Stated exercise:
Check each line of the entries below for the string "Capital"; copy every line where it appears.

━━━━━━

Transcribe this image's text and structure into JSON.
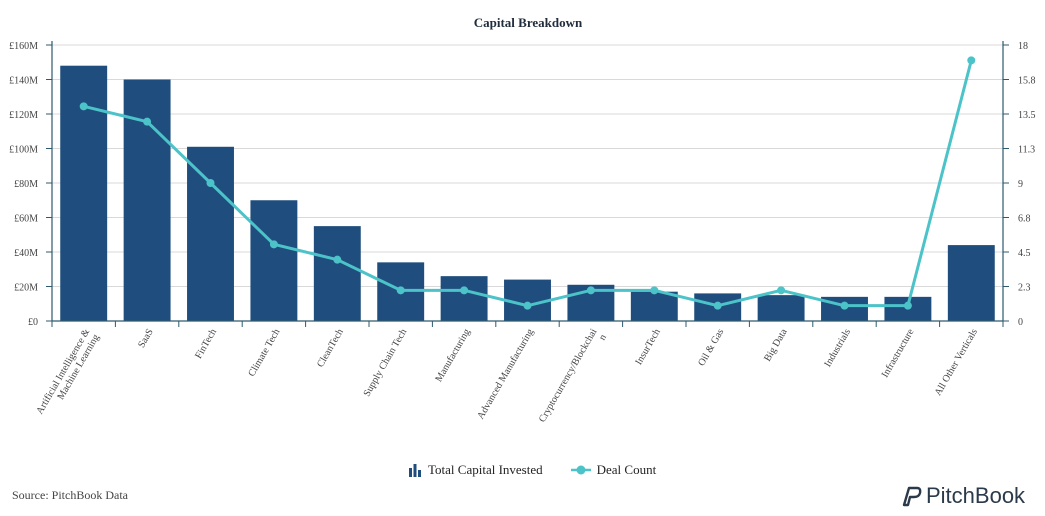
{
  "chart_data": {
    "type": "bar",
    "title": "Capital Breakdown",
    "categories": [
      "Artificial Intelligence & Machine Learning",
      "SaaS",
      "FinTech",
      "Climate Tech",
      "CleanTech",
      "Supply Chain Tech",
      "Manufacturing",
      "Advanced Manufacturing",
      "Cryptocurrency/Blockchain",
      "InsurTech",
      "Oil & Gas",
      "Big Data",
      "Industrials",
      "Infrastructure",
      "All Other Verticals"
    ],
    "series": [
      {
        "name": "Total Capital Invested",
        "type": "bar",
        "axis": "left",
        "color": "#1f4e7e",
        "values": [
          148,
          140,
          101,
          70,
          55,
          34,
          26,
          24,
          21,
          17,
          16,
          15,
          14,
          14,
          44
        ]
      },
      {
        "name": "Deal Count",
        "type": "line",
        "axis": "right",
        "color": "#4cc3c8",
        "values": [
          14,
          13,
          9,
          5,
          4,
          2,
          2,
          1,
          2,
          2,
          1,
          2,
          1,
          1,
          17
        ]
      }
    ],
    "y_left": {
      "ylim": [
        0,
        160
      ],
      "ticks": [
        0,
        20,
        40,
        60,
        80,
        100,
        120,
        140,
        160
      ],
      "tick_labels": [
        "£0",
        "£20M",
        "£40M",
        "£60M",
        "£80M",
        "£100M",
        "£120M",
        "£140M",
        "£160M"
      ]
    },
    "y_right": {
      "ylim": [
        0,
        18
      ],
      "ticks": [
        0,
        2.25,
        4.5,
        6.75,
        9,
        11.25,
        13.5,
        15.75,
        18
      ],
      "tick_labels": [
        "0",
        "2.3",
        "4.5",
        "6.8",
        "9",
        "11.3",
        "13.5",
        "15.8",
        "18"
      ]
    },
    "grid": true,
    "legend_position": "bottom"
  },
  "source_text": "Source: PitchBook Data",
  "logo_text": "PitchBook",
  "colors": {
    "bar": "#1f4e7e",
    "line": "#4cc3c8",
    "axis": "#2d5a6e",
    "grid": "#d9d9d9"
  },
  "icons": {
    "legend_bar": "bar-chart-icon",
    "legend_line": "line-marker-icon",
    "logo": "pitchbook-logo-icon"
  }
}
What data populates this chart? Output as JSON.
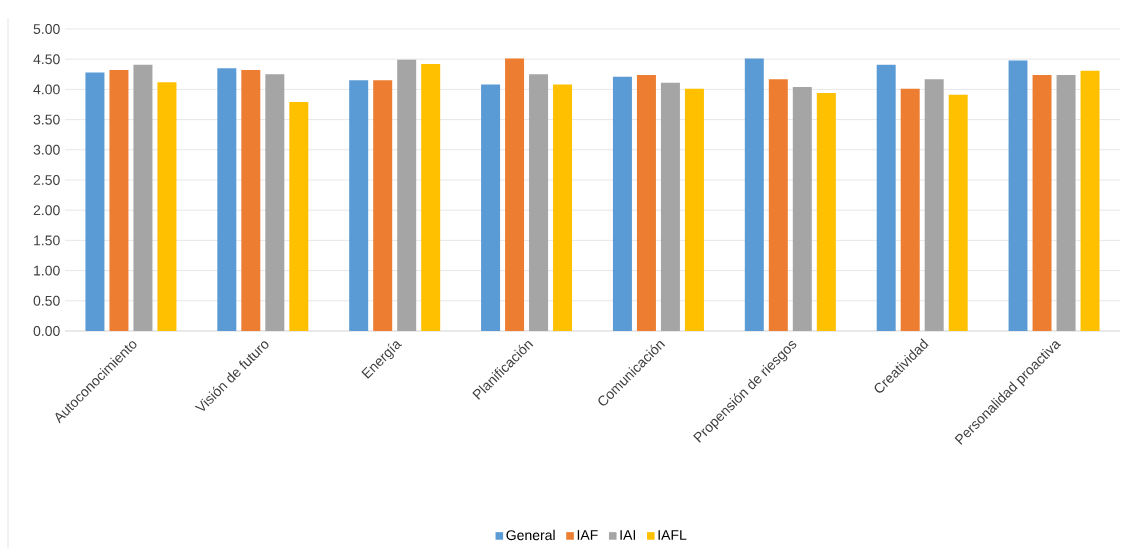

━━━━━━

Solved exercise:
    "title": "Capital Breakdown",
        "name": "Total Capital Invested",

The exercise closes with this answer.